• _Problem to work on_
Show each line of the data below that has the string "Europe" in it.

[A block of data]
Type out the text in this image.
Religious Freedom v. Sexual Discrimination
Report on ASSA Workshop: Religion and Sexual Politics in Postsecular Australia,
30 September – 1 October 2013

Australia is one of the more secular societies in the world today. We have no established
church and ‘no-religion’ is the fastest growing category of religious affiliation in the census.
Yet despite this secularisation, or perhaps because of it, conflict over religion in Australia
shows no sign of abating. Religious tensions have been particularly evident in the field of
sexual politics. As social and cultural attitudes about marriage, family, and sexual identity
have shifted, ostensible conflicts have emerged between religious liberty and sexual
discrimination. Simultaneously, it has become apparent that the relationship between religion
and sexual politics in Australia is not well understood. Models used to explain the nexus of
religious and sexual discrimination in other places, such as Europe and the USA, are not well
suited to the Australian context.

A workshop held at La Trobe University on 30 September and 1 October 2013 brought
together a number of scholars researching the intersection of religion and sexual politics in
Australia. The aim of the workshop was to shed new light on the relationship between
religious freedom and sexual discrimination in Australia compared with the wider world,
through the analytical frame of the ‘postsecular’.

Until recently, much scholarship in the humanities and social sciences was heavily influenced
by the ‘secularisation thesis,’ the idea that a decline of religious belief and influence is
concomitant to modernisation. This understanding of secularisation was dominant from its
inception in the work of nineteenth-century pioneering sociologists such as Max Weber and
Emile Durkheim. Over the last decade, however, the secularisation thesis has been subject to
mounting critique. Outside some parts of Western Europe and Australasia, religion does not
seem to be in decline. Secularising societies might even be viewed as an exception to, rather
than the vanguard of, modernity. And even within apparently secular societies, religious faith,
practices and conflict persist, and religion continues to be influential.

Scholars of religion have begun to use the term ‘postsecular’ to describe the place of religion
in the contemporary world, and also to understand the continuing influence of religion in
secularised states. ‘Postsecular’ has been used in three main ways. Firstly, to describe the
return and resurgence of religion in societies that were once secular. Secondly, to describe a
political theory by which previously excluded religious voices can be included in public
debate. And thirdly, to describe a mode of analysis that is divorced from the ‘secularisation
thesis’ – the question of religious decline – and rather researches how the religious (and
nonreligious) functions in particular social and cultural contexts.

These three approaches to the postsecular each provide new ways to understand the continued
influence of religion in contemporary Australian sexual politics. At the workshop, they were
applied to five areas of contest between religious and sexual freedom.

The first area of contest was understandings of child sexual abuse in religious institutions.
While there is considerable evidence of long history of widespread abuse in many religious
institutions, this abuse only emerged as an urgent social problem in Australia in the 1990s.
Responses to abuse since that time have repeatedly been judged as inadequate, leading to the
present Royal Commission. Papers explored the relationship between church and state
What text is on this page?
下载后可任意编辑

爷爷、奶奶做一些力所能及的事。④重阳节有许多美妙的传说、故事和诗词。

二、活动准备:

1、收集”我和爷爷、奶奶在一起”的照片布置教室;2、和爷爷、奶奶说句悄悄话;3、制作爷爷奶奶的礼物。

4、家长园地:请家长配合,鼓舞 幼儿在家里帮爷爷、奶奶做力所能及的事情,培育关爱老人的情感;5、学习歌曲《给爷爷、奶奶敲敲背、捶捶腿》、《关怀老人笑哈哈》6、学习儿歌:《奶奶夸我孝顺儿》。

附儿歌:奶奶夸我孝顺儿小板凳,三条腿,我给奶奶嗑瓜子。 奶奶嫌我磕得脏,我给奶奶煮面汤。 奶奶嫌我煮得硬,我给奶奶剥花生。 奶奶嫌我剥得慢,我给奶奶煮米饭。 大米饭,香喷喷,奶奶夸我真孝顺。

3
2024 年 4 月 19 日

• _Expected output_
religious and sexual discrimination in other places, such as Europe and the USA, are not well
mounting critique. Outside some parts of Western Europe and Australasia, religion does not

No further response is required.